Written request:
Look through the data and write out every line with the word "classes" in it.

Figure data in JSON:
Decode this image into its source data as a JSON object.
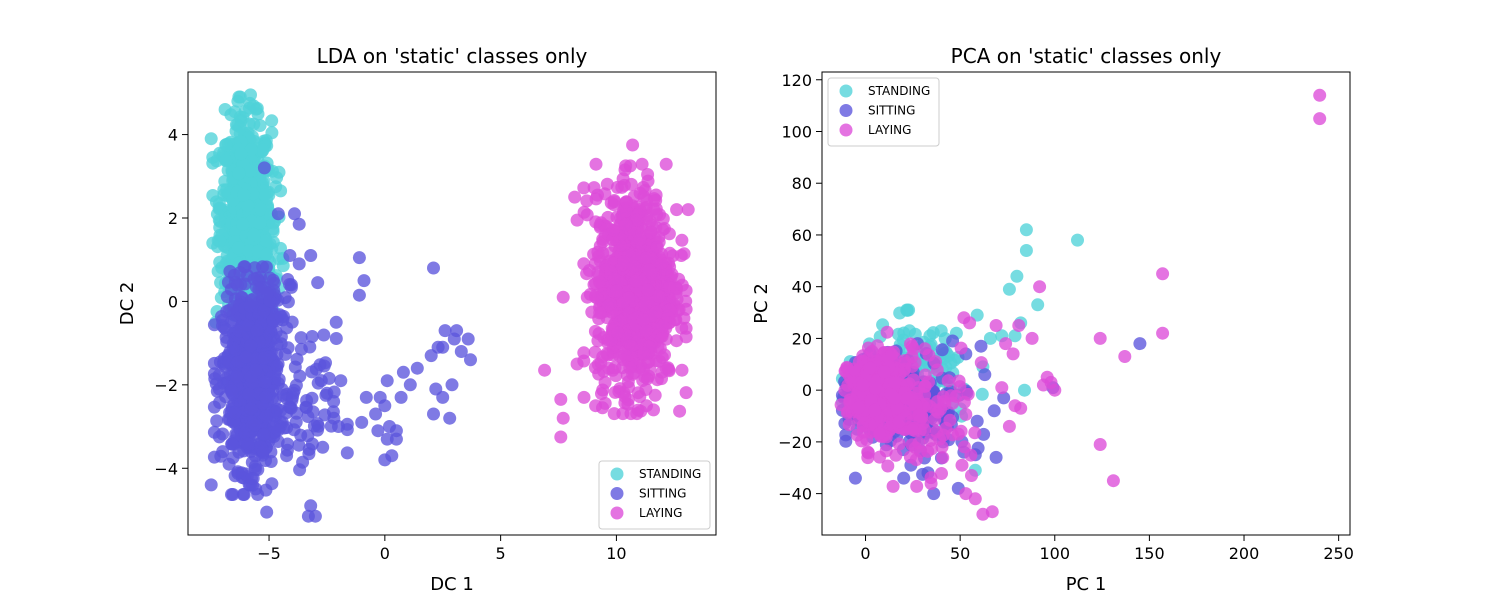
{
  "chart_data": [
    {
      "type": "scatter",
      "title": "LDA on 'static' classes only",
      "xlabel": "DC 1",
      "ylabel": "DC 2",
      "xlim": [
        -8.5,
        14.3
      ],
      "ylim": [
        -5.6,
        5.5
      ],
      "xticks": [
        -5,
        0,
        5,
        10
      ],
      "yticks": [
        -4,
        -2,
        0,
        2,
        4
      ],
      "legend_position": "lower-right",
      "grid": false,
      "series": [
        {
          "name": "STANDING",
          "color": "#4fd2d8",
          "clusters": [
            {
              "cx": -6.0,
              "cy": 2.3,
              "sx": 0.55,
              "sy": 1.0,
              "n": 650
            },
            {
              "cx": -5.7,
              "cy": 0.8,
              "sx": 0.55,
              "sy": 0.6,
              "n": 120
            }
          ],
          "points": [
            [
              -6.3,
              4.9
            ],
            [
              -5.8,
              4.95
            ],
            [
              -7.5,
              3.9
            ],
            [
              -4.5,
              2.65
            ],
            [
              -7.2,
              0.72
            ],
            [
              -7.3,
              -0.5
            ],
            [
              -4.9,
              2.1
            ],
            [
              -6.9,
              4.6
            ]
          ]
        },
        {
          "name": "SITTING",
          "color": "#5b55dc",
          "clusters": [
            {
              "cx": -5.8,
              "cy": -1.9,
              "sx": 0.6,
              "sy": 1.05,
              "n": 650
            },
            {
              "cx": -5.3,
              "cy": -0.2,
              "sx": 0.6,
              "sy": 0.5,
              "n": 80
            },
            {
              "cx": -3.7,
              "cy": -2.7,
              "sx": 0.8,
              "sy": 0.9,
              "n": 70
            }
          ],
          "points": [
            [
              -5.2,
              3.2
            ],
            [
              -4.6,
              2.1
            ],
            [
              -3.9,
              2.1
            ],
            [
              -3.7,
              1.85
            ],
            [
              -4.1,
              1.1
            ],
            [
              -3.2,
              1.1
            ],
            [
              -3.7,
              0.9
            ],
            [
              -2.9,
              0.45
            ],
            [
              -2.1,
              -0.5
            ],
            [
              -0.9,
              0.5
            ],
            [
              -1.1,
              1.05
            ],
            [
              -1.1,
              0.15
            ],
            [
              2.1,
              0.8
            ],
            [
              -1.9,
              -1.9
            ],
            [
              -2.5,
              -2.2
            ],
            [
              -2.2,
              -2.8
            ],
            [
              -2.0,
              -3.0
            ],
            [
              -1.0,
              -2.9
            ],
            [
              -0.8,
              -2.3
            ],
            [
              -0.2,
              -2.3
            ],
            [
              0.0,
              -2.5
            ],
            [
              0.2,
              -3.0
            ],
            [
              -0.4,
              -2.7
            ],
            [
              0.5,
              -3.1
            ],
            [
              0.1,
              -3.3
            ],
            [
              0.5,
              -3.3
            ],
            [
              0.0,
              -3.8
            ],
            [
              0.3,
              -3.7
            ],
            [
              -0.3,
              -3.1
            ],
            [
              0.7,
              -2.3
            ],
            [
              1.1,
              -2.0
            ],
            [
              1.4,
              -1.6
            ],
            [
              0.8,
              -1.7
            ],
            [
              0.1,
              -1.9
            ],
            [
              2.2,
              -2.1
            ],
            [
              2.5,
              -2.3
            ],
            [
              2.1,
              -2.7
            ],
            [
              2.8,
              -2.8
            ],
            [
              2.9,
              -2.0
            ],
            [
              2.3,
              -1.1
            ],
            [
              2.0,
              -1.3
            ],
            [
              2.5,
              -1.1
            ],
            [
              2.6,
              -0.7
            ],
            [
              3.1,
              -0.7
            ],
            [
              3.0,
              -0.9
            ],
            [
              3.3,
              -1.2
            ],
            [
              3.6,
              -0.9
            ],
            [
              3.7,
              -1.4
            ],
            [
              -3.2,
              -4.9
            ],
            [
              -3.0,
              -5.15
            ],
            [
              -3.3,
              -5.15
            ],
            [
              -7.5,
              -4.4
            ],
            [
              -7.0,
              -3.6
            ],
            [
              -5.1,
              -5.05
            ]
          ]
        },
        {
          "name": "LAYING",
          "color": "#dd4cd9",
          "clusters": [
            {
              "cx": 10.8,
              "cy": 0.3,
              "sx": 0.85,
              "sy": 1.15,
              "n": 950
            }
          ],
          "points": [
            [
              10.7,
              3.75
            ],
            [
              10.4,
              3.25
            ],
            [
              10.6,
              3.25
            ],
            [
              8.2,
              2.5
            ],
            [
              8.3,
              1.95
            ],
            [
              7.7,
              0.1
            ],
            [
              7.6,
              -2.35
            ],
            [
              7.7,
              -2.8
            ],
            [
              7.6,
              -3.25
            ],
            [
              6.9,
              -1.65
            ],
            [
              8.3,
              -1.5
            ],
            [
              8.6,
              -2.3
            ],
            [
              9.1,
              -2.5
            ],
            [
              9.4,
              -2.55
            ],
            [
              12.3,
              -0.2
            ],
            [
              12.6,
              2.2
            ],
            [
              13.1,
              2.2
            ],
            [
              12.8,
              1.1
            ],
            [
              12.6,
              0.3
            ],
            [
              11.6,
              -2.6
            ],
            [
              11.3,
              -2.5
            ]
          ]
        }
      ]
    },
    {
      "type": "scatter",
      "title": "PCA on 'static' classes only",
      "xlabel": "PC 1",
      "ylabel": "PC 2",
      "xlim": [
        -23,
        256
      ],
      "ylim": [
        -56,
        123
      ],
      "xticks": [
        0,
        50,
        100,
        150,
        200,
        250
      ],
      "yticks": [
        -40,
        -20,
        0,
        20,
        40,
        60,
        80,
        100,
        120
      ],
      "legend_position": "upper-left",
      "grid": false,
      "series": [
        {
          "name": "STANDING",
          "color": "#4fd2d8",
          "clusters": [
            {
              "cx": 6,
              "cy": 0,
              "sx": 7,
              "sy": 5,
              "n": 300
            },
            {
              "cx": 28,
              "cy": 5,
              "sx": 15,
              "sy": 10,
              "n": 120
            }
          ],
          "points": [
            [
              85,
              62
            ],
            [
              85,
              54
            ],
            [
              112,
              58
            ],
            [
              80,
              44
            ],
            [
              76,
              39
            ],
            [
              91,
              33
            ],
            [
              82,
              26
            ],
            [
              79,
              21
            ],
            [
              84,
              0
            ],
            [
              59,
              29
            ],
            [
              72,
              21
            ],
            [
              66,
              20
            ],
            [
              48,
              22
            ],
            [
              40,
              23
            ],
            [
              34,
              21
            ],
            [
              58,
              -31
            ]
          ]
        },
        {
          "name": "SITTING",
          "color": "#5b55dc",
          "clusters": [
            {
              "cx": 6,
              "cy": -1,
              "sx": 7,
              "sy": 6,
              "n": 320
            },
            {
              "cx": 26,
              "cy": -8,
              "sx": 14,
              "sy": 10,
              "n": 150
            }
          ],
          "points": [
            [
              145,
              18
            ],
            [
              99,
              1
            ],
            [
              69,
              -26
            ],
            [
              58,
              -25
            ],
            [
              49,
              -38
            ],
            [
              36,
              -40
            ],
            [
              61,
              17
            ],
            [
              53,
              14
            ],
            [
              46,
              19
            ],
            [
              63,
              6
            ],
            [
              73,
              -3
            ],
            [
              68,
              -8
            ],
            [
              59,
              -12
            ],
            [
              52,
              -24
            ],
            [
              41,
              -20
            ],
            [
              33,
              -32
            ],
            [
              24,
              -29
            ],
            [
              20,
              -23
            ]
          ]
        },
        {
          "name": "LAYING",
          "color": "#dd4cd9",
          "clusters": [
            {
              "cx": 5,
              "cy": -1,
              "sx": 7,
              "sy": 7,
              "n": 330
            },
            {
              "cx": 24,
              "cy": -6,
              "sx": 15,
              "sy": 12,
              "n": 170
            }
          ],
          "points": [
            [
              240,
              114
            ],
            [
              240,
              105
            ],
            [
              157,
              45
            ],
            [
              157,
              22
            ],
            [
              124,
              20
            ],
            [
              137,
              13
            ],
            [
              124,
              -21
            ],
            [
              131,
              -35
            ],
            [
              92,
              40
            ],
            [
              88,
              20
            ],
            [
              81,
              25
            ],
            [
              74,
              18
            ],
            [
              78,
              14
            ],
            [
              96,
              5
            ],
            [
              98,
              3
            ],
            [
              100,
              0
            ],
            [
              94,
              2
            ],
            [
              79,
              -6
            ],
            [
              82,
              -7
            ],
            [
              76,
              -14
            ],
            [
              72,
              1
            ],
            [
              67,
              -47
            ],
            [
              62,
              -48
            ],
            [
              58,
              -42
            ],
            [
              53,
              -40
            ],
            [
              56,
              -33
            ],
            [
              51,
              -29
            ],
            [
              49,
              -17
            ],
            [
              52,
              28
            ],
            [
              55,
              26
            ],
            [
              69,
              25
            ]
          ]
        }
      ]
    }
  ]
}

Response to this task:
      "title": "LDA on 'static' classes only",
      "title": "PCA on 'static' classes only",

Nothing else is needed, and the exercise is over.